*** Task data ***

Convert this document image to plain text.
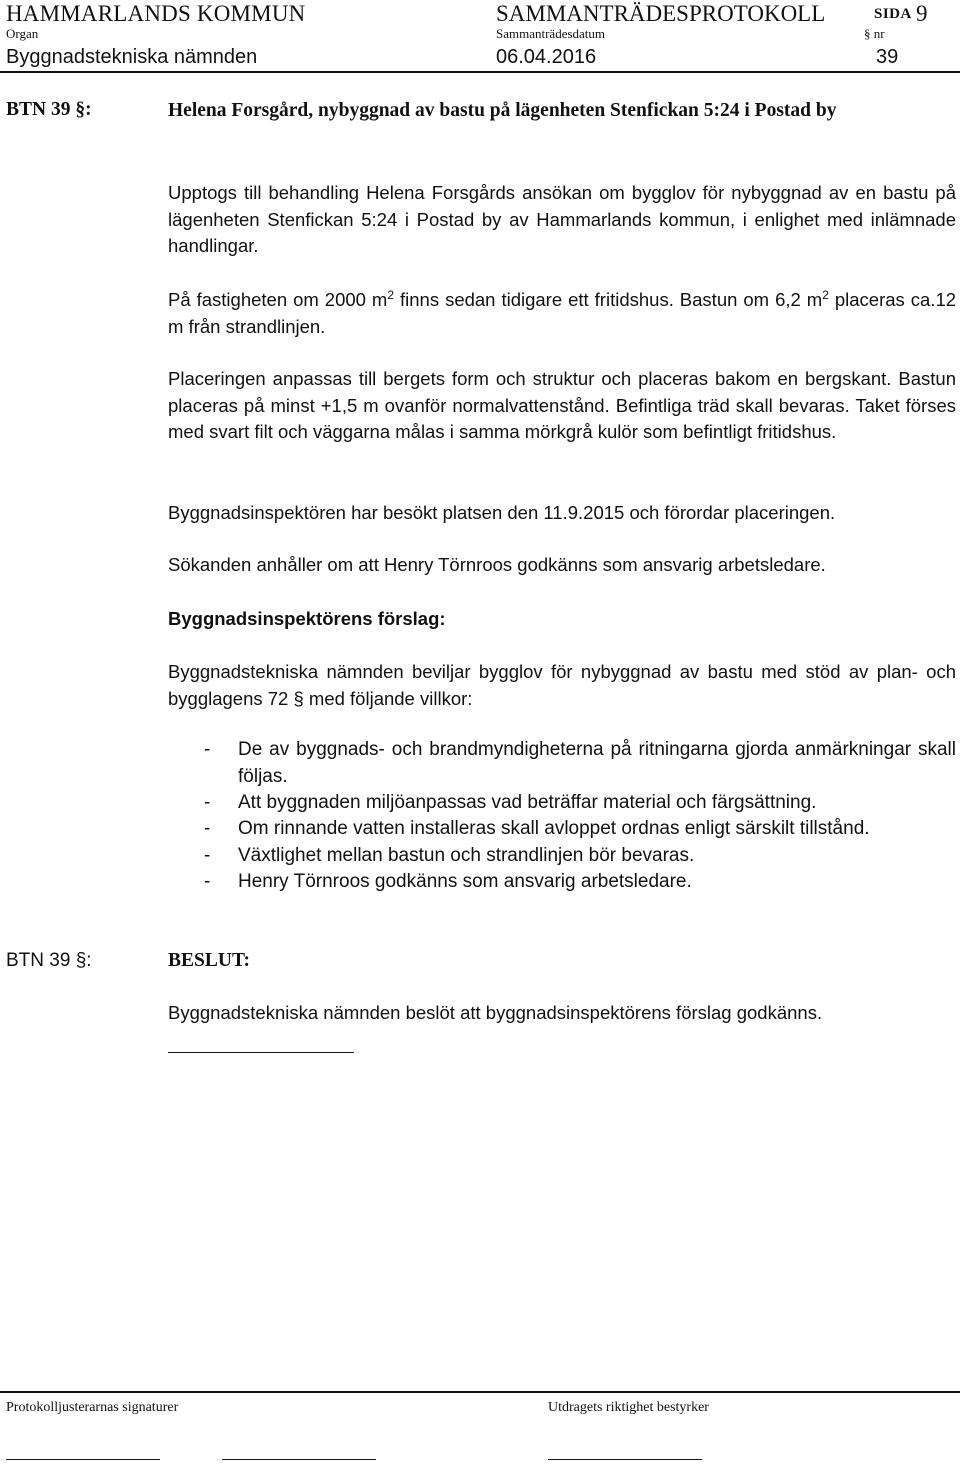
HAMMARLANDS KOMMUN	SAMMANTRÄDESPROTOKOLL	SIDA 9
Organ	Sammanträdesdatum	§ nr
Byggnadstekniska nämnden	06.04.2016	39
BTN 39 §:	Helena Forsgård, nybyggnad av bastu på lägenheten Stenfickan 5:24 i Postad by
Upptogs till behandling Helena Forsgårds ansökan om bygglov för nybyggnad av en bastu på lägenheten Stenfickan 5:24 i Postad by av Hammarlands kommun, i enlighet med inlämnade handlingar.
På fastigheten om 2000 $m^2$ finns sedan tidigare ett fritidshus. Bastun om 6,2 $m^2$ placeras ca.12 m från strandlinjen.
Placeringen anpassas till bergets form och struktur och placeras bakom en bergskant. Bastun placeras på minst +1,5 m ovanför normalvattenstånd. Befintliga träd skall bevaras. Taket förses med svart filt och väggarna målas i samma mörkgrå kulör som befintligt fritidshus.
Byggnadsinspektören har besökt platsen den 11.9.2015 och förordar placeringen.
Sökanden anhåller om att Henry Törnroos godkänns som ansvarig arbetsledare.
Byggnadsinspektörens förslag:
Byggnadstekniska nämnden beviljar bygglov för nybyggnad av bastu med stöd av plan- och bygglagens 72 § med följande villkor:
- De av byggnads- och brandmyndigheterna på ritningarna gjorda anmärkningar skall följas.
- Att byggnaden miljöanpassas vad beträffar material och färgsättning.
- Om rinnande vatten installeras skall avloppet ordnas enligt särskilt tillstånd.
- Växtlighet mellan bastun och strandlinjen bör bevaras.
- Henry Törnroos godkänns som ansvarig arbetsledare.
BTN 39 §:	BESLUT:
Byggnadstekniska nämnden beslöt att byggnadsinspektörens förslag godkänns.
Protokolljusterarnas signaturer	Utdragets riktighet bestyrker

***
*** Task data ***

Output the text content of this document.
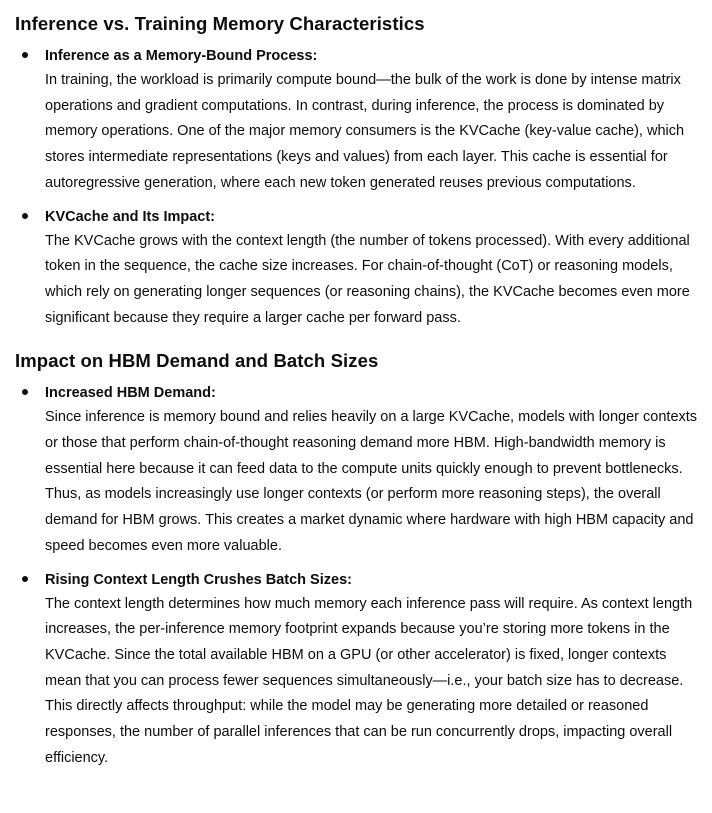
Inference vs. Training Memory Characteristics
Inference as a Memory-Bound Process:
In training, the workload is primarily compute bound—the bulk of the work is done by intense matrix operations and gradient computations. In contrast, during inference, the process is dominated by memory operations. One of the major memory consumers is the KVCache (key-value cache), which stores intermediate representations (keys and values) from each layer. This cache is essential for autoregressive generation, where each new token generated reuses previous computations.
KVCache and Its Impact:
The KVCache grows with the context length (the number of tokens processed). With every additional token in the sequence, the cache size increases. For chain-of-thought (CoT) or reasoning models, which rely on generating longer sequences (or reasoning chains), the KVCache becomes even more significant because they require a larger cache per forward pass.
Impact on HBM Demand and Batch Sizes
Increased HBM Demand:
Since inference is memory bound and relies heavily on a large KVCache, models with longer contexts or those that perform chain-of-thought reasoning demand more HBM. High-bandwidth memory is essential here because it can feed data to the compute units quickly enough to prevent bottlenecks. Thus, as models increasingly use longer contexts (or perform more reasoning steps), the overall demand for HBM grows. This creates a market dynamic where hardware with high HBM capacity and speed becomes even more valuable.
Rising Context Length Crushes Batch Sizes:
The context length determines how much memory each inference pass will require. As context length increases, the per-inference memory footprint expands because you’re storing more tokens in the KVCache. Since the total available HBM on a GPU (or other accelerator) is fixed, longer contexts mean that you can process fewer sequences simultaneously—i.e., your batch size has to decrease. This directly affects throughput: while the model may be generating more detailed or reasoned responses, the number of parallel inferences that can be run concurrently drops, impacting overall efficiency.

***

→ Required work:
Collect every line above that contains the word "document".

→ Solution below:
Convert this document image to plain text.
Output the text content of this document.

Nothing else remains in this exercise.